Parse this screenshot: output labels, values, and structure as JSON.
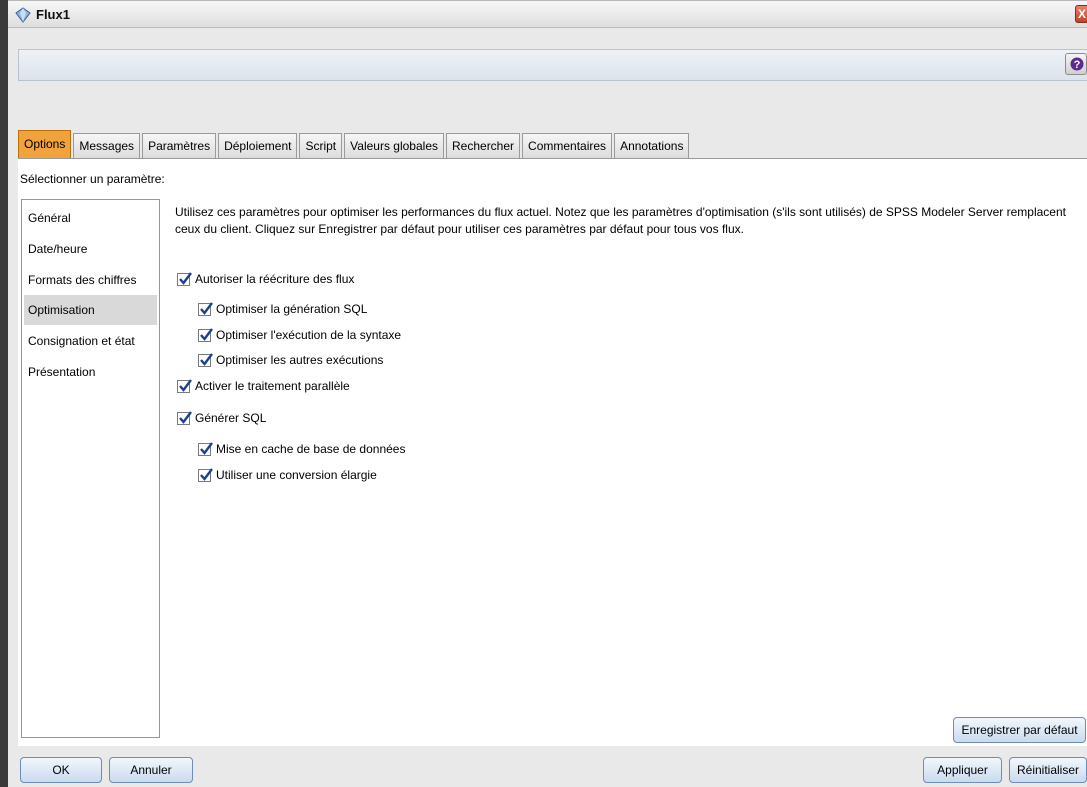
{
  "window": {
    "title": "Flux1",
    "close_glyph": "X",
    "help_icon": "question-mark-help-icon",
    "app_icon": "stream-diamond-icon"
  },
  "tabs": [
    {
      "label": "Options",
      "active": true
    },
    {
      "label": "Messages",
      "active": false
    },
    {
      "label": "Paramètres",
      "active": false
    },
    {
      "label": "Déploiement",
      "active": false
    },
    {
      "label": "Script",
      "active": false
    },
    {
      "label": "Valeurs globales",
      "active": false
    },
    {
      "label": "Rechercher",
      "active": false
    },
    {
      "label": "Commentaires",
      "active": false
    },
    {
      "label": "Annotations",
      "active": false
    }
  ],
  "settings": {
    "select_label": "Sélectionner un paramètre:",
    "items": [
      {
        "label": "Général",
        "selected": false
      },
      {
        "label": "Date/heure",
        "selected": false
      },
      {
        "label": "Formats des chiffres",
        "selected": false
      },
      {
        "label": "Optimisation",
        "selected": true
      },
      {
        "label": "Consignation et état",
        "selected": false
      },
      {
        "label": "Présentation",
        "selected": false
      }
    ]
  },
  "optimization": {
    "description": "Utilisez ces paramètres pour optimiser les performances du flux actuel. Notez que les paramètres d'optimisation (s'ils sont utilisés) de SPSS Modeler Server remplacent ceux du client. Cliquez sur Enregistrer par défaut pour utiliser ces paramètres par défaut pour tous vos flux.",
    "checkboxes": [
      {
        "label": "Autoriser la réécriture des flux",
        "checked": true
      },
      {
        "label": "Optimiser la génération SQL",
        "checked": true
      },
      {
        "label": "Optimiser l'exécution de la syntaxe",
        "checked": true
      },
      {
        "label": "Optimiser les autres exécutions",
        "checked": true
      },
      {
        "label": "Activer le traitement parallèle",
        "checked": true
      },
      {
        "label": "Générer SQL",
        "checked": true
      },
      {
        "label": "Mise en cache de base de données",
        "checked": true
      },
      {
        "label": "Utiliser une conversion élargie",
        "checked": true
      }
    ]
  },
  "buttons": {
    "save_default": "Enregistrer par défaut",
    "ok": "OK",
    "cancel": "Annuler",
    "apply": "Appliquer",
    "reset": "Réinitialiser"
  },
  "colors": {
    "active_tab": "#f0a33a",
    "checkmark": "#1b3f91",
    "button_border": "#6f8db3",
    "close_button": "#c1412b"
  }
}
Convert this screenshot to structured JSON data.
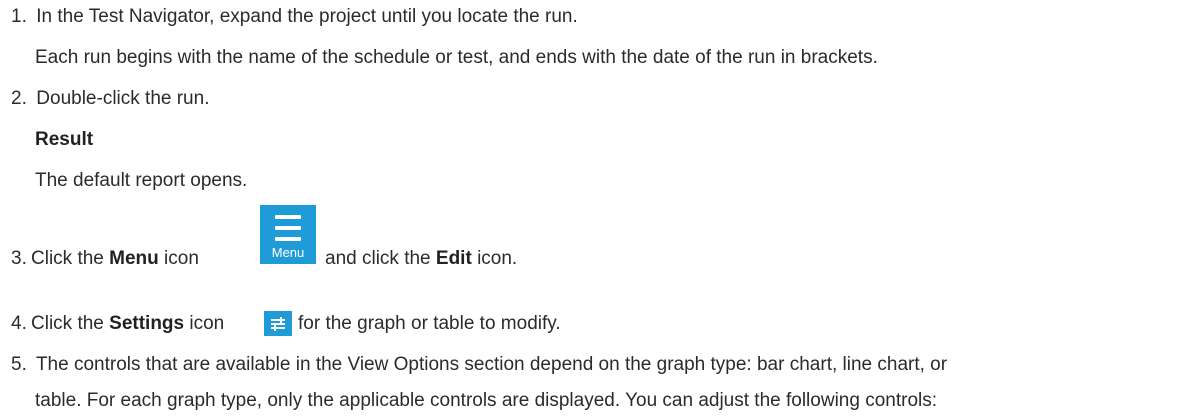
{
  "steps": [
    {
      "number": "1.",
      "text": "In the Test Navigator, expand the project until you locate the run.",
      "detail": "Each run begins with the name of the schedule or test, and ends with the date of the run in brackets."
    },
    {
      "number": "2.",
      "text": "Double-click the run.",
      "result_heading": "Result",
      "result_text": "The default report opens."
    },
    {
      "number": "3.",
      "pre": "Click the ",
      "bold1": "Menu",
      "mid": " icon",
      "icon_label": "Menu",
      "post": " and click the ",
      "bold2": "Edit",
      "end": " icon."
    },
    {
      "number": "4.",
      "pre": "Click the ",
      "bold1": "Settings",
      "mid": " icon",
      "post": " for the graph or table to modify."
    },
    {
      "number": "5.",
      "line1": "The controls that are available in the View Options section depend on the graph type: bar chart, line chart, or",
      "line2": "table. For each graph type, only the applicable controls are displayed. You can adjust the following controls:"
    }
  ],
  "icons": {
    "menu": "menu-icon",
    "settings": "settings-sliders-icon",
    "accent_color": "#1f9bd7"
  }
}
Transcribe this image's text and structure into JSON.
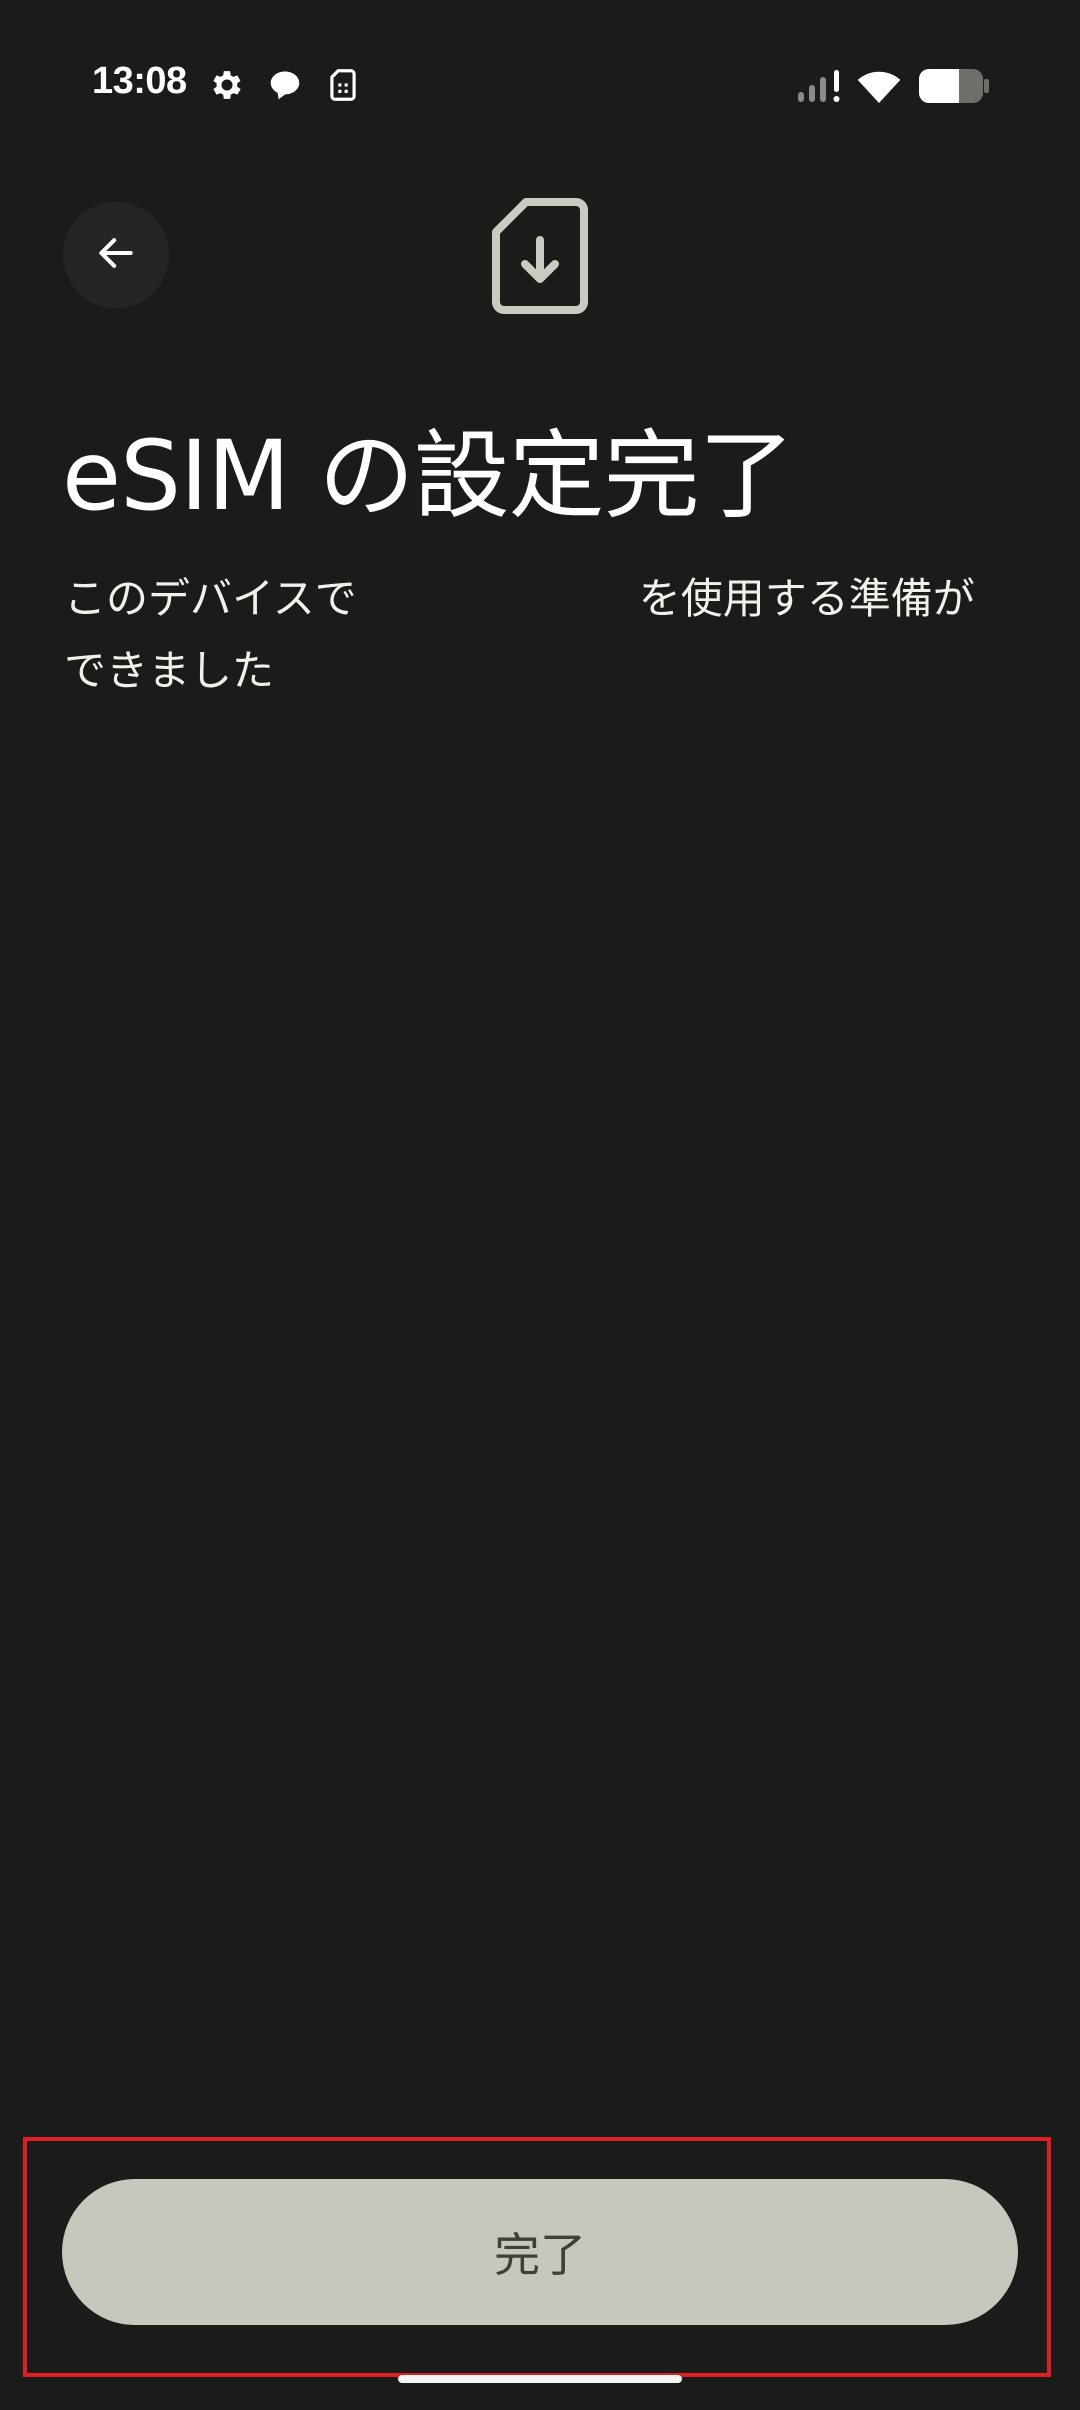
{
  "status_bar": {
    "time": "13:08",
    "left_icons": [
      "gear-icon",
      "chat-bubble-icon",
      "sim-card-icon"
    ],
    "right_icons": [
      "signal-no-service-icon",
      "wifi-icon",
      "battery-icon"
    ],
    "battery_level": 0.6
  },
  "header": {
    "back_icon": "arrow-left-icon",
    "illustration_icon": "sim-download-icon"
  },
  "main": {
    "title": "eSIM の設定完了",
    "description_line1_start": "このデバイスで",
    "description_line1_end": "を使用する準備が",
    "description_line2": "できました"
  },
  "footer": {
    "done_label": "完了"
  },
  "colors": {
    "background": "#1b1b19",
    "button_background": "#c5c8bc",
    "button_text": "#3f4039",
    "highlight": "#e01e25",
    "icon": "#c9cbc0"
  }
}
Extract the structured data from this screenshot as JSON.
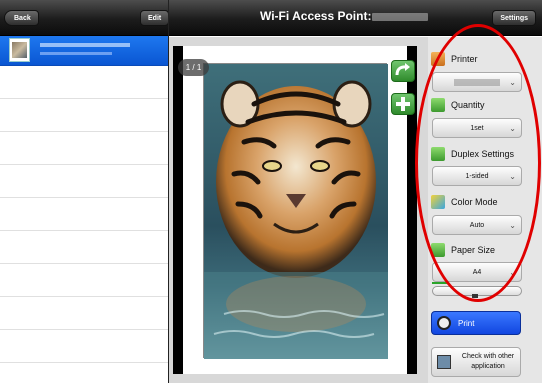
{
  "header": {
    "back_label": "Back",
    "edit_label": "Edit",
    "title": "Wi-Fi Access Point:",
    "settings_label": "Settings"
  },
  "preview": {
    "page_indicator": "1 / 1"
  },
  "panel": {
    "printer_label": "Printer",
    "quantity_label": "Quantity",
    "quantity_value": "1set",
    "duplex_label": "Duplex Settings",
    "duplex_value": "1-sided",
    "color_label": "Color Mode",
    "color_value": "Auto",
    "paper_label": "Paper Size",
    "paper_value": "A4",
    "print_label": "Print",
    "check_label": "Check with other application"
  },
  "icons": [
    "back-icon",
    "rotate-icon",
    "add-icon",
    "printer-icon",
    "quantity-icon",
    "duplex-icon",
    "color-icon",
    "paper-icon",
    "print-icon",
    "check-icon"
  ],
  "colors": {
    "accent_blue": "#0a56d2",
    "print_blue": "#1146e0",
    "action_green": "#2f8a2c",
    "highlight_red": "#e00000"
  }
}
○ ○ ○ ○ ○ ○ ○
Pull every line containing "screenshot" out of the records.

Parse this screenshot: output labels, values, and structure as JSON.
Convert this screenshot to structured JSON data.
Extract the structured data from this screenshot as JSON.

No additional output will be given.